TASK OBJECTIVE
Give only the number of lines in the data that include the string "zaworu".

RECORDS FOR PROCESSING
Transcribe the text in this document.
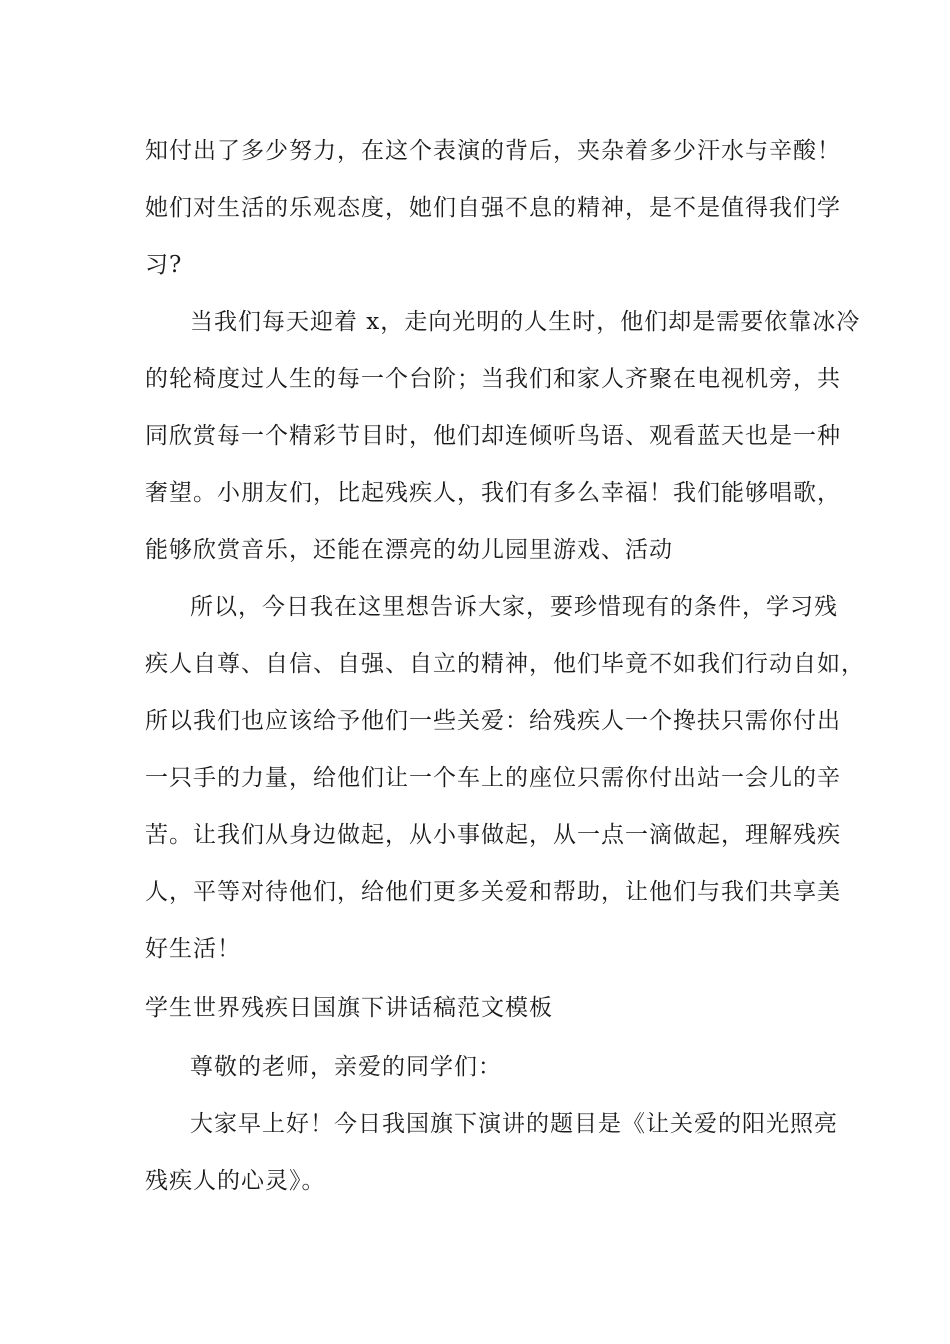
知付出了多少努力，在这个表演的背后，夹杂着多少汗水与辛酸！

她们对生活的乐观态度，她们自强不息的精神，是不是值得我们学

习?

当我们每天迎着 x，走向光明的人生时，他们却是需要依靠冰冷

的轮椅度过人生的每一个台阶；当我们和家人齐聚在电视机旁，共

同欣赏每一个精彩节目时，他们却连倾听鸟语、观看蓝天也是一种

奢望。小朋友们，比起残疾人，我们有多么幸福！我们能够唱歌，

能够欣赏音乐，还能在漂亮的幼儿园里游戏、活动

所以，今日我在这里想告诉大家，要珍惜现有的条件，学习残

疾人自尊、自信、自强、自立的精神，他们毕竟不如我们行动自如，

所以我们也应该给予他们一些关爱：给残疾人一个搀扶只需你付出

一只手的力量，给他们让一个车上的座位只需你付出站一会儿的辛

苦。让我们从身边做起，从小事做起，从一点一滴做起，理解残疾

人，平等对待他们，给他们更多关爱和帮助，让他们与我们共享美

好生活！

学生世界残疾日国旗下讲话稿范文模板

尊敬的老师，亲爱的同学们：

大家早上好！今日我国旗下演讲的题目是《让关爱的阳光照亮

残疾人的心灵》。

---

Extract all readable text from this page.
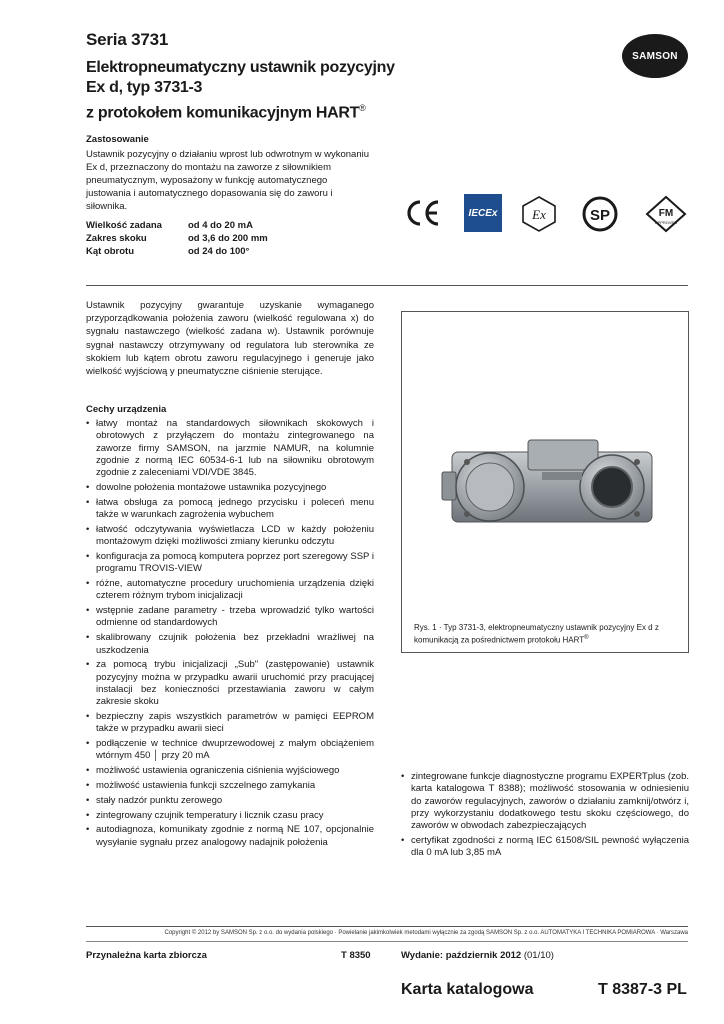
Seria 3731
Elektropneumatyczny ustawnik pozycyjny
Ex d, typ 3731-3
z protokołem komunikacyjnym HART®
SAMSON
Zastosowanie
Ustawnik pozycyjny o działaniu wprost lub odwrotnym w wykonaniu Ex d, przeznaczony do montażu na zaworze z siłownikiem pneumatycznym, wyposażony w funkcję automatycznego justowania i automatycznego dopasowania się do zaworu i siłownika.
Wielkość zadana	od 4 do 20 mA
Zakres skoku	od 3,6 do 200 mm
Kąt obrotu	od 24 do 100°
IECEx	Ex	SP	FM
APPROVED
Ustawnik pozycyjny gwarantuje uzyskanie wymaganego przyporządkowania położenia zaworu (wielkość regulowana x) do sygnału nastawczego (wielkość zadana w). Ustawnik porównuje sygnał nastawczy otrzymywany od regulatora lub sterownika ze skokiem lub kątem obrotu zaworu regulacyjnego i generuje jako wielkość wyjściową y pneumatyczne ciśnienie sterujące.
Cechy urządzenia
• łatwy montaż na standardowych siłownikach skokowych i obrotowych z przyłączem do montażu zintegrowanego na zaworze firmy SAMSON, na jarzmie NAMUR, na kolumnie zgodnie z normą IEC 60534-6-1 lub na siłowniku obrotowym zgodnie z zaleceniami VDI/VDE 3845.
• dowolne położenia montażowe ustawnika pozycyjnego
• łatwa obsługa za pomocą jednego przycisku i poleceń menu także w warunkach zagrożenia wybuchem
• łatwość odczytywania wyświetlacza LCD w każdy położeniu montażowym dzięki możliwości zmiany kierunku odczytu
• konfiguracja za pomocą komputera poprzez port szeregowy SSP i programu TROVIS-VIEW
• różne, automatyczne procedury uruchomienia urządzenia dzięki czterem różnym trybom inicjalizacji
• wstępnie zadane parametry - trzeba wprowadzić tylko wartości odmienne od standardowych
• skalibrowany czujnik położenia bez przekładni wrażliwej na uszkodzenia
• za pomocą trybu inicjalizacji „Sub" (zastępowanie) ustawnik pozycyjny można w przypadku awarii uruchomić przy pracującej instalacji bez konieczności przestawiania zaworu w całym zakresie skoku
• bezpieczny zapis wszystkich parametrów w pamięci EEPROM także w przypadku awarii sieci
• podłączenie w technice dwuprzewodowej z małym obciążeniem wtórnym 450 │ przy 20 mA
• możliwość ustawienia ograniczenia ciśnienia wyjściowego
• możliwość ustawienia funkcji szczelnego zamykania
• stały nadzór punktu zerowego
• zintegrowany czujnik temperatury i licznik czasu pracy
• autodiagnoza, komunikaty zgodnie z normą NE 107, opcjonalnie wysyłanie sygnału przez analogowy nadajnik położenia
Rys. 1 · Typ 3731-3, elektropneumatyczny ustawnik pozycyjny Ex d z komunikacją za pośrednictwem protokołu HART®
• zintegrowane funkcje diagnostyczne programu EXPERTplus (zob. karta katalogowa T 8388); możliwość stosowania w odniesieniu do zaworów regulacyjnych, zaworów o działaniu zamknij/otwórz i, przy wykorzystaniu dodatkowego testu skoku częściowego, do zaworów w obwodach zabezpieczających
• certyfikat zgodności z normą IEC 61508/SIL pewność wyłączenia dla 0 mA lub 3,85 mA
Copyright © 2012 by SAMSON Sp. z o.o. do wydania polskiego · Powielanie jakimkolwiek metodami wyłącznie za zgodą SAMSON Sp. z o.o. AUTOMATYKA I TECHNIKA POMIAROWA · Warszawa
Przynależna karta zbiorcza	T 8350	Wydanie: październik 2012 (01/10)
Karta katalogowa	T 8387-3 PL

--

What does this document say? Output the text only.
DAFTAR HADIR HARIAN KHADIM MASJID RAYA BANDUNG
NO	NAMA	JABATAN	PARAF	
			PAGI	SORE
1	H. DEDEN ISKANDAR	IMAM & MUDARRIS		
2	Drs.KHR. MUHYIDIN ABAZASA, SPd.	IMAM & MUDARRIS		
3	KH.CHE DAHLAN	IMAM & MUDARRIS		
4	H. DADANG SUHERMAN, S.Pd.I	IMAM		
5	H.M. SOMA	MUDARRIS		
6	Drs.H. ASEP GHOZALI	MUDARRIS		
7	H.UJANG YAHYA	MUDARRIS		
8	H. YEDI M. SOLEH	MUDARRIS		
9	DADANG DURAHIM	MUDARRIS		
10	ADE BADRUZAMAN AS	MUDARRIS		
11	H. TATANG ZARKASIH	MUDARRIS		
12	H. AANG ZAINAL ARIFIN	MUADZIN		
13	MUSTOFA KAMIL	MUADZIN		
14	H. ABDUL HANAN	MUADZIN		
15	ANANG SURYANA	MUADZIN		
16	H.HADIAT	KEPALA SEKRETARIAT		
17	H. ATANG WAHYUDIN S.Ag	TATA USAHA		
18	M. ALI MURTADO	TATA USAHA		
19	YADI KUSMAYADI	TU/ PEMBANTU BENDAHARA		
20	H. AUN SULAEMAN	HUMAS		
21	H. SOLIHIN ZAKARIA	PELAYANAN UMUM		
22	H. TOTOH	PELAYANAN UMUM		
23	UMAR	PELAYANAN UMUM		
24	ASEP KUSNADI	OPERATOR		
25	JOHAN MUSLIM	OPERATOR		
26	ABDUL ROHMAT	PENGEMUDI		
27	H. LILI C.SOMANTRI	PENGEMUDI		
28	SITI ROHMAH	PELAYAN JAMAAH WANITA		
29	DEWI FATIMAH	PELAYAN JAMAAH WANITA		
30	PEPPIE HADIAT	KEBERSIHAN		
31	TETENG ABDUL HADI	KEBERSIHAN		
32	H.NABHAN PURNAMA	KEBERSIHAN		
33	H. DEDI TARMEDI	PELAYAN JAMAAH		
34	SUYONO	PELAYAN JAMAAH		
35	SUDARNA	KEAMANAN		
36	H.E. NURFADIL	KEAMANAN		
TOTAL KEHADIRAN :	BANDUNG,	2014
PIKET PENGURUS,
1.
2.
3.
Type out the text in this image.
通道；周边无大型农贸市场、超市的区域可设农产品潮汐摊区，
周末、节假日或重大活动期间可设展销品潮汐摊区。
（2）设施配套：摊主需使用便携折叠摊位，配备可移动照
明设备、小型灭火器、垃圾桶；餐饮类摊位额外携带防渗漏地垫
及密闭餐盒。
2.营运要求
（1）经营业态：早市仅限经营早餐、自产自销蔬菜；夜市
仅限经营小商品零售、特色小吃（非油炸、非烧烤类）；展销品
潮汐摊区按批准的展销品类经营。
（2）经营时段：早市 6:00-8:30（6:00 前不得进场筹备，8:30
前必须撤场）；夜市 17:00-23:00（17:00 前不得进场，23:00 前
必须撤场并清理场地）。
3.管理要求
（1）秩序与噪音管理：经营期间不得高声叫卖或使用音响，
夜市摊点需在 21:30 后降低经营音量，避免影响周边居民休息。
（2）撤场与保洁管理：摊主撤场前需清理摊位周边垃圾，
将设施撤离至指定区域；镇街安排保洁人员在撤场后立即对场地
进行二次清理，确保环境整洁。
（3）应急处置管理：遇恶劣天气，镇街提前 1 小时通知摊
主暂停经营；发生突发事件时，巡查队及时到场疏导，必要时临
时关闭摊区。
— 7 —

ANSWER IN FULL
3